§ RECORDS SUPPLIED:
______________________________

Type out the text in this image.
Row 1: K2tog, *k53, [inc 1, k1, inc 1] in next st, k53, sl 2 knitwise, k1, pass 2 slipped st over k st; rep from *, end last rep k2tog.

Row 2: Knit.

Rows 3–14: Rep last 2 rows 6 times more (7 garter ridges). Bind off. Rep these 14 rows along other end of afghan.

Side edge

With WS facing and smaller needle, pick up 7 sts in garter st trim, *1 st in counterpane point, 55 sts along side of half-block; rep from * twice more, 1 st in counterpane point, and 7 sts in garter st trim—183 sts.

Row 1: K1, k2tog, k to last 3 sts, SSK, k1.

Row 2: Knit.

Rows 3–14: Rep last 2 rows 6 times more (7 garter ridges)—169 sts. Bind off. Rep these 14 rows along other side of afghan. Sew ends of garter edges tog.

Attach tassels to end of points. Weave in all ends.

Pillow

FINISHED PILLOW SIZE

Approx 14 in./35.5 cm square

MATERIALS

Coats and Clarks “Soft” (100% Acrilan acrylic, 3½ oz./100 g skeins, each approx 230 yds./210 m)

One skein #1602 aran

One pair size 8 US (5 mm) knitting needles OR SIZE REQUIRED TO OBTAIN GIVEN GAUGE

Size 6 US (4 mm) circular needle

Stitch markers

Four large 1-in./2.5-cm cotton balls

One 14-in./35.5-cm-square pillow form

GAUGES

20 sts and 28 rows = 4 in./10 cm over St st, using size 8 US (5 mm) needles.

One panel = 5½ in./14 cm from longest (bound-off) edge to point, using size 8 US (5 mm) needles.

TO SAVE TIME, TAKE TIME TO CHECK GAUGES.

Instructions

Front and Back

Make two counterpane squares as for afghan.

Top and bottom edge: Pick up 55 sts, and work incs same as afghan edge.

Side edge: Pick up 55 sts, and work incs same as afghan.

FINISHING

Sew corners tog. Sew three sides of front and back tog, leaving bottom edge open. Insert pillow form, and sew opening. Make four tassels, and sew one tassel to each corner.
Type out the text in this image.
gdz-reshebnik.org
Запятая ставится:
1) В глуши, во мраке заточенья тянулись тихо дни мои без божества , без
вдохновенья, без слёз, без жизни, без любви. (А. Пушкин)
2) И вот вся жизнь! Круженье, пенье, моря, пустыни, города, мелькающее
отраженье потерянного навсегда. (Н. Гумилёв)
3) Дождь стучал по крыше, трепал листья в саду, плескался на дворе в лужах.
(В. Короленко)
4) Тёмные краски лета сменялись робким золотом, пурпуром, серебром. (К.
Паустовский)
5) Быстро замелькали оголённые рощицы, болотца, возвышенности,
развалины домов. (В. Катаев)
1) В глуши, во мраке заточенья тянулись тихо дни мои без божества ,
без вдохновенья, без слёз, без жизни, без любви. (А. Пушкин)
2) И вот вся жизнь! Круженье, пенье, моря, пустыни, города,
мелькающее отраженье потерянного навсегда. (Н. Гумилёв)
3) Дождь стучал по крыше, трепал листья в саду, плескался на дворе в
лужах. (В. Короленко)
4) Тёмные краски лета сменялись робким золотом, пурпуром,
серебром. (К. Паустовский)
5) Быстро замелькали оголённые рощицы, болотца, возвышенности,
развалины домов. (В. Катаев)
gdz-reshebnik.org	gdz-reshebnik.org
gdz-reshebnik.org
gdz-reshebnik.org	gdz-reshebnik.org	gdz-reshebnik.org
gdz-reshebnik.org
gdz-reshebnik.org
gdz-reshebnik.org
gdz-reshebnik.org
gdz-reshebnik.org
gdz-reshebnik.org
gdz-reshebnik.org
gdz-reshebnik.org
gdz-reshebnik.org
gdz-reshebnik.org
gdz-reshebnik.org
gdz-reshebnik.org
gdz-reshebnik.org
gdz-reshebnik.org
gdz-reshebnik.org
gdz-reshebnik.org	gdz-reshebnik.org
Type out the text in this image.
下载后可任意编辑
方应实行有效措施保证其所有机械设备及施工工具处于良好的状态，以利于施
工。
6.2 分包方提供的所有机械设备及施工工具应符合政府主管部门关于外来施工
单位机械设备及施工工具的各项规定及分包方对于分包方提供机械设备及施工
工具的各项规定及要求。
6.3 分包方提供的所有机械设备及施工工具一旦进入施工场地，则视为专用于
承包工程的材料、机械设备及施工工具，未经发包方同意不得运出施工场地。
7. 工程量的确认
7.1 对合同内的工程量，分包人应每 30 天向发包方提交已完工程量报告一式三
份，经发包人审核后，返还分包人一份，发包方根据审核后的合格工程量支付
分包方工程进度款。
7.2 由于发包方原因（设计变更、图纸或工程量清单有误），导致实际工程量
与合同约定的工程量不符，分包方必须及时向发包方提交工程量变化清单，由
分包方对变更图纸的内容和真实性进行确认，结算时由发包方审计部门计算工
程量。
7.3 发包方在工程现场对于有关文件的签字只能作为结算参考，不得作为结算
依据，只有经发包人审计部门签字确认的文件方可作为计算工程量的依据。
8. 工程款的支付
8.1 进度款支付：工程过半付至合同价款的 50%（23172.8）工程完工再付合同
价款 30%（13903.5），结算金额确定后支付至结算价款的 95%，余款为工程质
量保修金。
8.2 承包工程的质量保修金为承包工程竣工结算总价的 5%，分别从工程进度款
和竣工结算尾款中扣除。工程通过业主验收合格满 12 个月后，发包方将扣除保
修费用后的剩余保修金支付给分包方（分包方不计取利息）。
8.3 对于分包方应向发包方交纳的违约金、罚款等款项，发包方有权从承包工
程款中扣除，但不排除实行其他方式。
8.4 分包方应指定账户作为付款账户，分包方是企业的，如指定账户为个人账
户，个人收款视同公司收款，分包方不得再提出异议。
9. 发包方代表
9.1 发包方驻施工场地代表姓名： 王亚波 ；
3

______________________________

§ EXERCISE INSTRUCTIONS:
Filter the records for lines holding the string "города". Copy each one.

§ TASK RESULT:
2) И вот вся жизнь! Круженье, пенье, моря, пустыни, города, мелькающее
2) И вот вся жизнь! Круженье, пенье, моря, пустыни, города,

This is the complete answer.